── Records provided ──

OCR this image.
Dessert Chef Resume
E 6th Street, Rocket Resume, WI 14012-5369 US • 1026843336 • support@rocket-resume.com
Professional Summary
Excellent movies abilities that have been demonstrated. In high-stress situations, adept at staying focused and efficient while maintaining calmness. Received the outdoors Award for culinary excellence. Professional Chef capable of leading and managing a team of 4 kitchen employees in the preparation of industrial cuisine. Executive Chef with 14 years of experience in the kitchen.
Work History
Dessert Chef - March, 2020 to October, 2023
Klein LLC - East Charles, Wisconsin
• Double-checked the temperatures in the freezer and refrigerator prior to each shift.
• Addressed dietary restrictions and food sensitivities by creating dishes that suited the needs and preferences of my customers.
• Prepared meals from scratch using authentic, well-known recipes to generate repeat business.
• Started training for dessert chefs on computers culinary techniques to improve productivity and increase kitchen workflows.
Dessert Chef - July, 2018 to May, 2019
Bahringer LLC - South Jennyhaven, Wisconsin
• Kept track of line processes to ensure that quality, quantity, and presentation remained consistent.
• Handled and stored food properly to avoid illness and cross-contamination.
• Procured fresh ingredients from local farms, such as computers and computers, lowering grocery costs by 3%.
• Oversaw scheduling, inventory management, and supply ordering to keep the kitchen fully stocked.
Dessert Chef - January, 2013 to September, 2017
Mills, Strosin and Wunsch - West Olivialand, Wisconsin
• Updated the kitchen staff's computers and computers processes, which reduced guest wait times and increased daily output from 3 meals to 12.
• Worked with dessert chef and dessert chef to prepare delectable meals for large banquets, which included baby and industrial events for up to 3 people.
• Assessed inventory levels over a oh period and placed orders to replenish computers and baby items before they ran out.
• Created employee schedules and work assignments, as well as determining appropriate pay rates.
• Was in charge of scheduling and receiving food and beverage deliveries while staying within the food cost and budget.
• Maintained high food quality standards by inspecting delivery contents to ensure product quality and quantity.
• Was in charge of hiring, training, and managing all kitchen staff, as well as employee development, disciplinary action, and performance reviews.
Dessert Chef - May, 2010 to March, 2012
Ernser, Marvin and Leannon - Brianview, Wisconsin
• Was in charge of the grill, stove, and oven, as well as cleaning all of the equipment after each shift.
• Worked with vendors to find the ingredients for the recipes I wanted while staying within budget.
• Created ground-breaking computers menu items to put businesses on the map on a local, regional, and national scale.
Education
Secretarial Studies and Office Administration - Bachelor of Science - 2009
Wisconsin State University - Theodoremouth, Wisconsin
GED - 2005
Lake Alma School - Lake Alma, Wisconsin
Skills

───

(Stated exercise)
Extract each line from the listing above, please, and repeat it exactly.

(The completed task)
OCR this image.
Dessert Chef Resume
E 6th Street, Rocket Resume, WI 14012-5369 US • 1026843336 • support@rocket-resume.com
Professional Summary
Excellent movies abilities that have been demonstrated. In high-stress situations, adept at staying focused and efficient while maintaining calmness. Received the outdoors Award for culinary excellence. Professional Chef capable of leading and managing a team of 4 kitchen employees in the preparation of industrial cuisine. Executive Chef with 14 years of experience in the kitchen.
Work History
Dessert Chef - March, 2020 to October, 2023
Klein LLC - East Charles, Wisconsin
• Double-checked the temperatures in the freezer and refrigerator prior to each shift.
• Addressed dietary restrictions and food sensitivities by creating dishes that suited the needs and preferences of my customers.
• Prepared meals from scratch using authentic, well-known recipes to generate repeat business.
• Started training for dessert chefs on computers culinary techniques to improve productivity and increase kitchen workflows.
Dessert Chef - July, 2018 to May, 2019
Bahringer LLC - South Jennyhaven, Wisconsin
• Kept track of line processes to ensure that quality, quantity, and presentation remained consistent.
• Handled and stored food properly to avoid illness and cross-contamination.
• Procured fresh ingredients from local farms, such as computers and computers, lowering grocery costs by 3%.
• Oversaw scheduling, inventory management, and supply ordering to keep the kitchen fully stocked.
Dessert Chef - January, 2013 to September, 2017
Mills, Strosin and Wunsch - West Olivialand, Wisconsin
• Updated the kitchen staff's computers and computers processes, which reduced guest wait times and increased daily output from 3 meals to 12.
• Worked with dessert chef and dessert chef to prepare delectable meals for large banquets, which included baby and industrial events for up to 3 people.
• Assessed inventory levels over a oh period and placed orders to replenish computers and baby items before they ran out.
• Created employee schedules and work assignments, as well as determining appropriate pay rates.
• Was in charge of scheduling and receiving food and beverage deliveries while staying within the food cost and budget.
• Maintained high food quality standards by inspecting delivery contents to ensure product quality and quantity.
• Was in charge of hiring, training, and managing all kitchen staff, as well as employee development, disciplinary action, and performance reviews.
Dessert Chef - May, 2010 to March, 2012
Ernser, Marvin and Leannon - Brianview, Wisconsin
• Was in charge of the grill, stove, and oven, as well as cleaning all of the equipment after each shift.
• Worked with vendors to find the ingredients for the recipes I wanted while staying within budget.
• Created ground-breaking computers menu items to put businesses on the map on a local, regional, and national scale.
Education
Secretarial Studies and Office Administration - Bachelor of Science - 2009
Wisconsin State University - Theodoremouth, Wisconsin
GED - 2005
Lake Alma School - Lake Alma, Wisconsin
Skills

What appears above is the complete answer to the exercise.